## Start GIVEN DATA

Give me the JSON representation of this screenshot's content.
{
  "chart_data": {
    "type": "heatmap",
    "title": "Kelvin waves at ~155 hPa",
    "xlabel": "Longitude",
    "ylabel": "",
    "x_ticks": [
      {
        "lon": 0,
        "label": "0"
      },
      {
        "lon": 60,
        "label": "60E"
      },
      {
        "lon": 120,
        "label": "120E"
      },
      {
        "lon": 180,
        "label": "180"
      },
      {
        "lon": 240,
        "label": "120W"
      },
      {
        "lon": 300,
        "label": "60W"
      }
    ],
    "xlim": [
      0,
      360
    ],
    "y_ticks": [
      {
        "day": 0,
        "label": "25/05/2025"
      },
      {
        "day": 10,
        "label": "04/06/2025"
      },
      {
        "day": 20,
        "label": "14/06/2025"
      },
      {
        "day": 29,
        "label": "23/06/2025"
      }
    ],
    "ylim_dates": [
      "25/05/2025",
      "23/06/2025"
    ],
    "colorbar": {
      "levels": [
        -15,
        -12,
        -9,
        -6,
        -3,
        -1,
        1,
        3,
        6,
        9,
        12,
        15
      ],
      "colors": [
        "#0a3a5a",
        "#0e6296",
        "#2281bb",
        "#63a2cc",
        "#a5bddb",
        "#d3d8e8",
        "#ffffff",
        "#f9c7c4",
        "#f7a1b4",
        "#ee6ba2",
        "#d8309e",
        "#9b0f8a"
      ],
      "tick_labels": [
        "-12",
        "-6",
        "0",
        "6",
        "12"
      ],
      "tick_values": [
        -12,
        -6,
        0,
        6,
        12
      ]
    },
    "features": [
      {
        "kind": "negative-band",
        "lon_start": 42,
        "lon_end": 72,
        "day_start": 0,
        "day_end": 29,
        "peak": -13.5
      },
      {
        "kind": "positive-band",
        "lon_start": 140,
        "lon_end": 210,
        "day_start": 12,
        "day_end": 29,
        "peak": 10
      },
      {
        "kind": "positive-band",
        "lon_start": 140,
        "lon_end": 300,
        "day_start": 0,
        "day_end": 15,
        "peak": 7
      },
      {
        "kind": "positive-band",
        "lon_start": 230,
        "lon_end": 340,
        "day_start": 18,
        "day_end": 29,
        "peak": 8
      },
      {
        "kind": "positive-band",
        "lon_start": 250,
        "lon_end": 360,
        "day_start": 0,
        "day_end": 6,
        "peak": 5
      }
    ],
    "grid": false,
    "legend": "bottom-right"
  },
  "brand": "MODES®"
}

## End GIVEN DATA

**TASK INSTRUCTIONS**
Every entry above should be retyped exactly as shown.

**WRITTEN SOLUTION**
Give me the JSON representation of this screenshot's content.
{
  "chart_data": {
    "type": "heatmap",
    "title": "Kelvin waves at ~155 hPa",
    "xlabel": "Longitude",
    "ylabel": "",
    "x_ticks": [
      {
        "lon": 0,
        "label": "0"
      },
      {
        "lon": 60,
        "label": "60E"
      },
      {
        "lon": 120,
        "label": "120E"
      },
      {
        "lon": 180,
        "label": "180"
      },
      {
        "lon": 240,
        "label": "120W"
      },
      {
        "lon": 300,
        "label": "60W"
      }
    ],
    "xlim": [
      0,
      360
    ],
    "y_ticks": [
      {
        "day": 0,
        "label": "25/05/2025"
      },
      {
        "day": 10,
        "label": "04/06/2025"
      },
      {
        "day": 20,
        "label": "14/06/2025"
      },
      {
        "day": 29,
        "label": "23/06/2025"
      }
    ],
    "ylim_dates": [
      "25/05/2025",
      "23/06/2025"
    ],
    "colorbar": {
      "levels": [
        -15,
        -12,
        -9,
        -6,
        -3,
        -1,
        1,
        3,
        6,
        9,
        12,
        15
      ],
      "colors": [
        "#0a3a5a",
        "#0e6296",
        "#2281bb",
        "#63a2cc",
        "#a5bddb",
        "#d3d8e8",
        "#ffffff",
        "#f9c7c4",
        "#f7a1b4",
        "#ee6ba2",
        "#d8309e",
        "#9b0f8a"
      ],
      "tick_labels": [
        "-12",
        "-6",
        "0",
        "6",
        "12"
      ],
      "tick_values": [
        -12,
        -6,
        0,
        6,
        12
      ]
    },
    "features": [
      {
        "kind": "negative-band",
        "lon_start": 42,
        "lon_end": 72,
        "day_start": 0,
        "day_end": 29,
        "peak": -13.5
      },
      {
        "kind": "positive-band",
        "lon_start": 140,
        "lon_end": 210,
        "day_start": 12,
        "day_end": 29,
        "peak": 10
      },
      {
        "kind": "positive-band",
        "lon_start": 140,
        "lon_end": 300,
        "day_start": 0,
        "day_end": 15,
        "peak": 7
      },
      {
        "kind": "positive-band",
        "lon_start": 230,
        "lon_end": 340,
        "day_start": 18,
        "day_end": 29,
        "peak": 8
      },
      {
        "kind": "positive-band",
        "lon_start": 250,
        "lon_end": 360,
        "day_start": 0,
        "day_end": 6,
        "peak": 5
      }
    ],
    "grid": false,
    "legend": "bottom-right"
  },
  "brand": "MODES®"
}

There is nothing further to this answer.